-- START OF Data to use --

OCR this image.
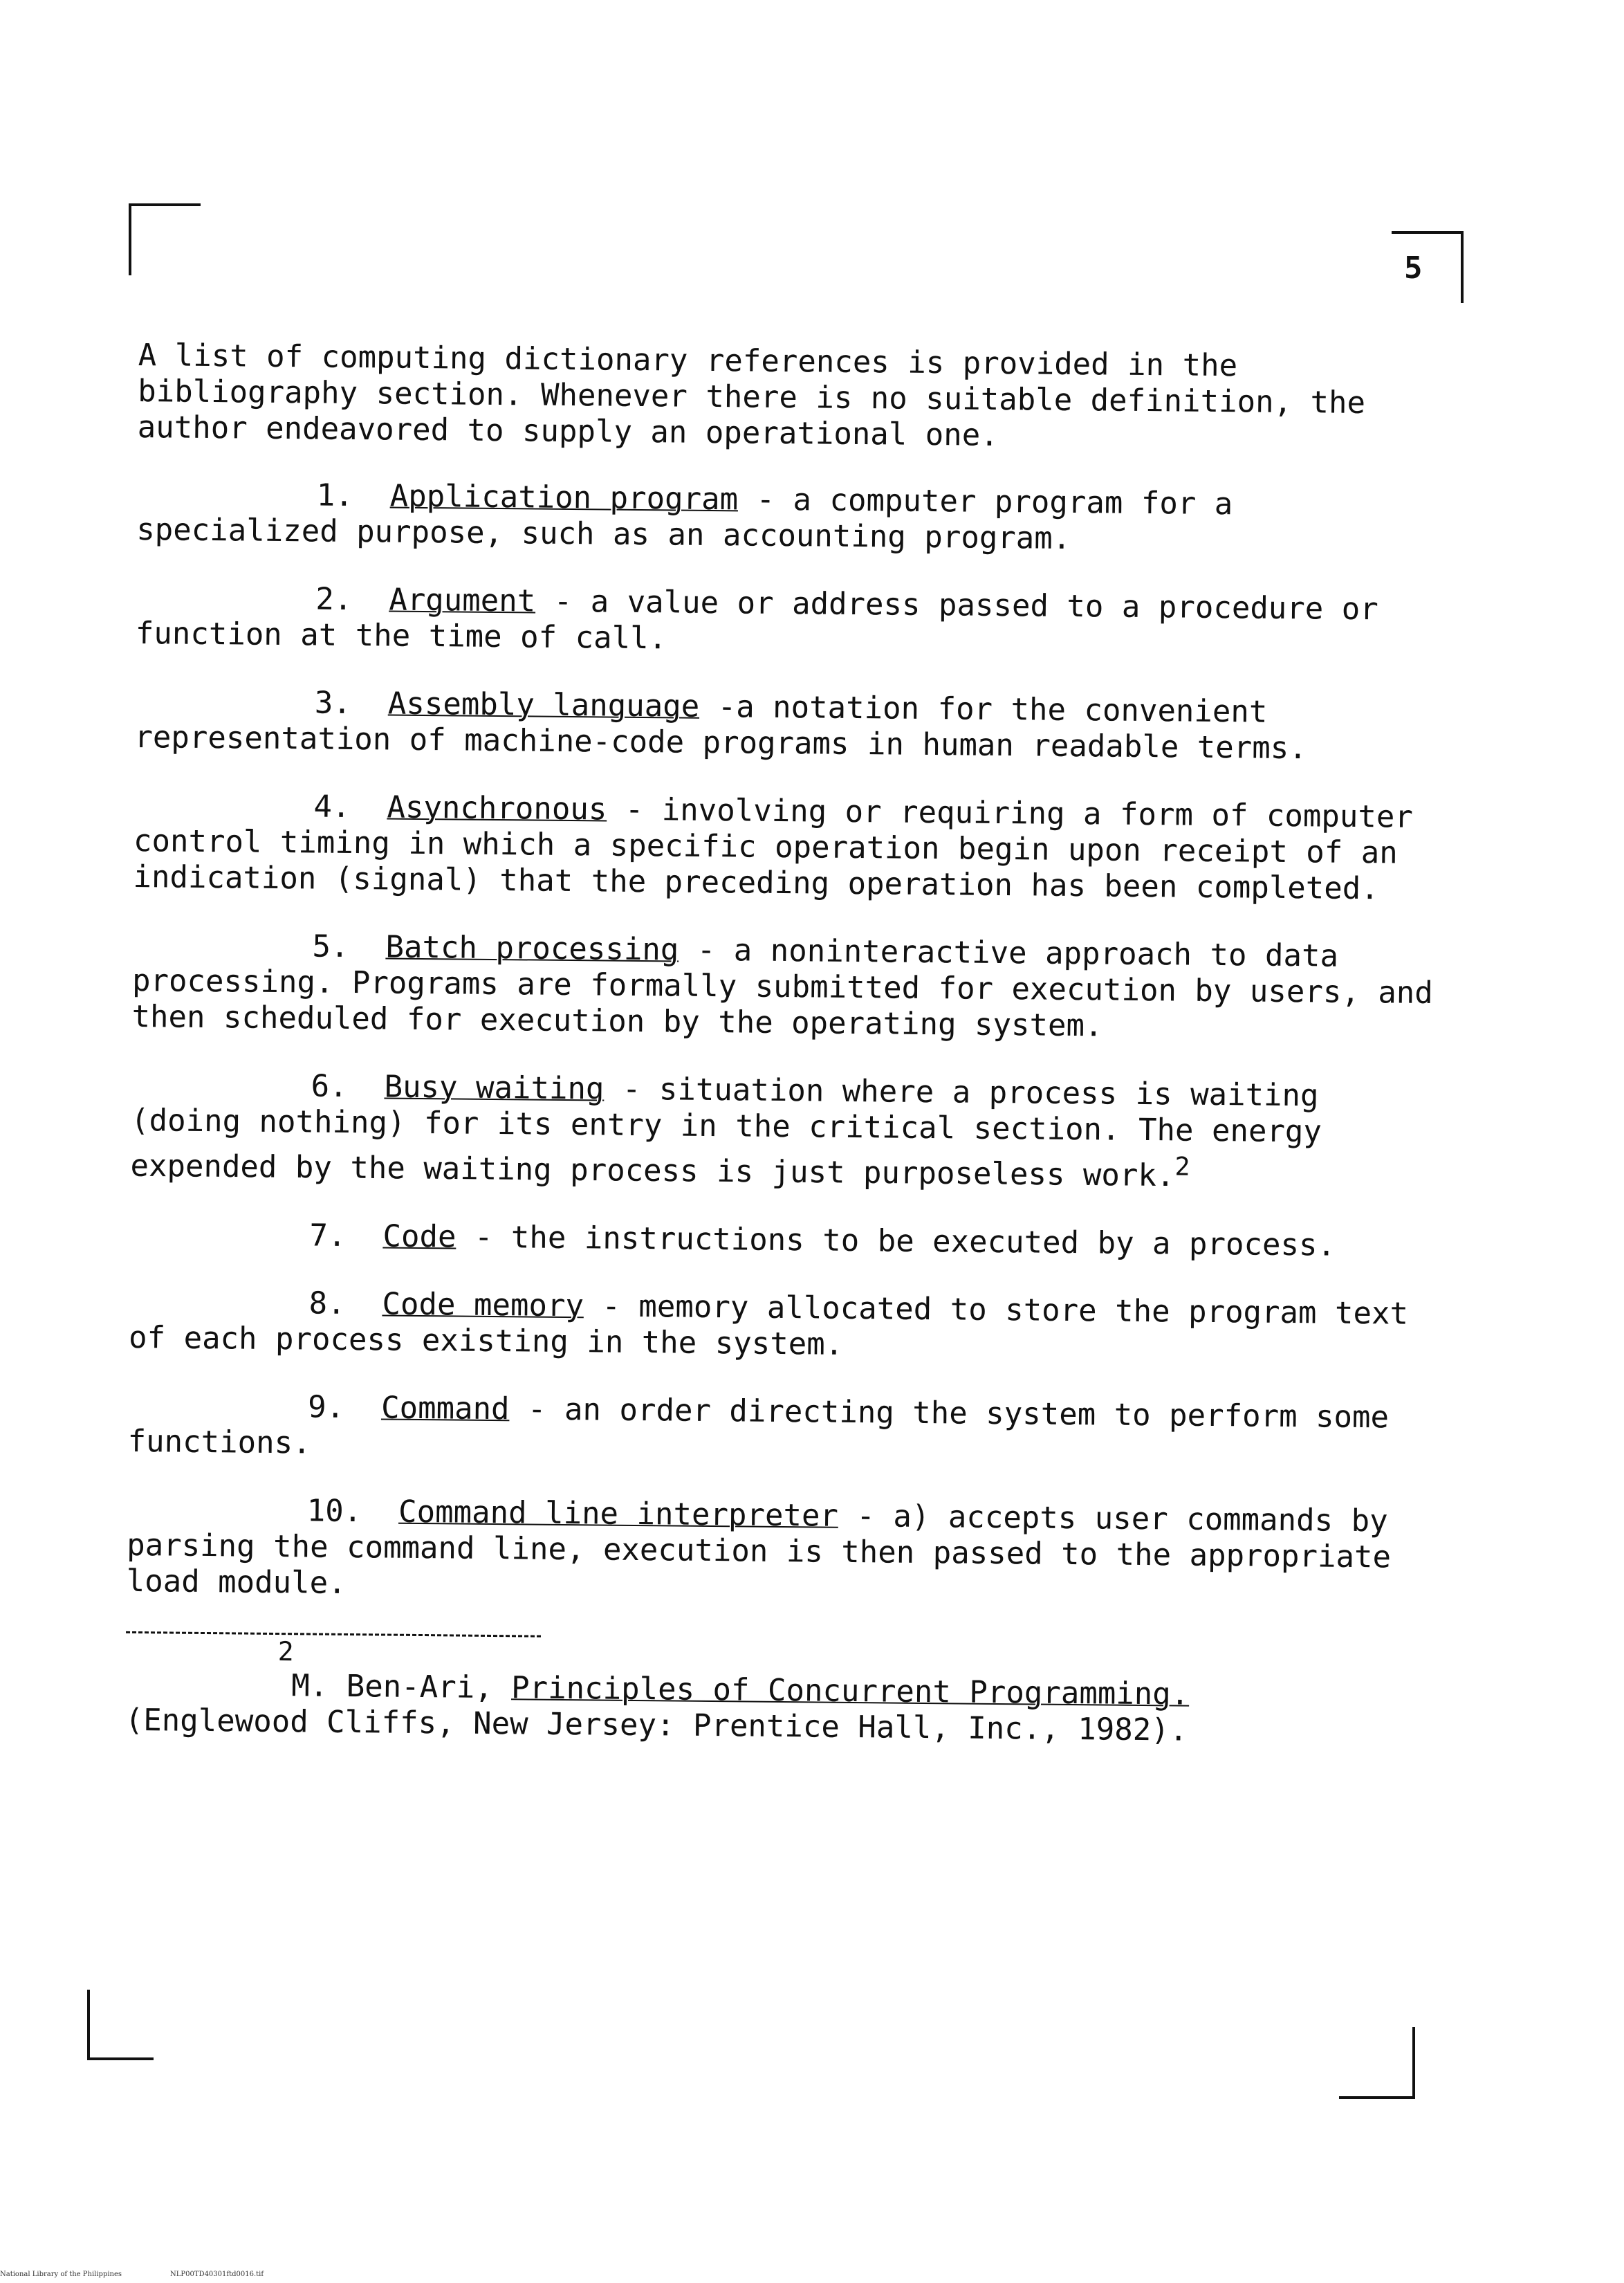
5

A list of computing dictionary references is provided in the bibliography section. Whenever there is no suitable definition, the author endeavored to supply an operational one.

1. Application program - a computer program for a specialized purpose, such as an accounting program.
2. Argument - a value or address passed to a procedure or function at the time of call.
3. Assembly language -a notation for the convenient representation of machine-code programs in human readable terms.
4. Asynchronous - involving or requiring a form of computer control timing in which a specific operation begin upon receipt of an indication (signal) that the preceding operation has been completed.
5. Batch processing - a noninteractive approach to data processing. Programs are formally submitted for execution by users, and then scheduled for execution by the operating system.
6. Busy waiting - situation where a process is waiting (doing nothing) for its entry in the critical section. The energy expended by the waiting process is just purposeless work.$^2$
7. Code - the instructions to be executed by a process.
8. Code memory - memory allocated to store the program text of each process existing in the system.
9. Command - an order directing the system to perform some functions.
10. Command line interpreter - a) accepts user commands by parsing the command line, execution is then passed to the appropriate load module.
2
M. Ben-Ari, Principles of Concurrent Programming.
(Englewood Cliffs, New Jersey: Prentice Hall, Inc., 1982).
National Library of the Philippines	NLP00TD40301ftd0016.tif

-- END OF Data to use --

Transcribe the complete set of entries verbatim. No pictures belong in the copy.

* Solved exercise *
OCR this image.
5

A list of computing dictionary references is provided in the bibliography section. Whenever there is no suitable definition, the author endeavored to supply an operational one.

1. Application program - a computer program for a specialized purpose, such as an accounting program.
2. Argument - a value or address passed to a procedure or function at the time of call.
3. Assembly language -a notation for the convenient representation of machine-code programs in human readable terms.
4. Asynchronous - involving or requiring a form of computer control timing in which a specific operation begin upon receipt of an indication (signal) that the preceding operation has been completed.
5. Batch processing - a noninteractive approach to data processing. Programs are formally submitted for execution by users, and then scheduled for execution by the operating system.
6. Busy waiting - situation where a process is waiting (doing nothing) for its entry in the critical section. The energy expended by the waiting process is just purposeless work.$^2$
7. Code - the instructions to be executed by a process.
8. Code memory - memory allocated to store the program text of each process existing in the system.
9. Command - an order directing the system to perform some functions.
10. Command line interpreter - a) accepts user commands by parsing the command line, execution is then passed to the appropriate load module.
2
M. Ben-Ari, Principles of Concurrent Programming.
(Englewood Cliffs, New Jersey: Prentice Hall, Inc., 1982).
National Library of the Philippines	NLP00TD40301ftd0016.tif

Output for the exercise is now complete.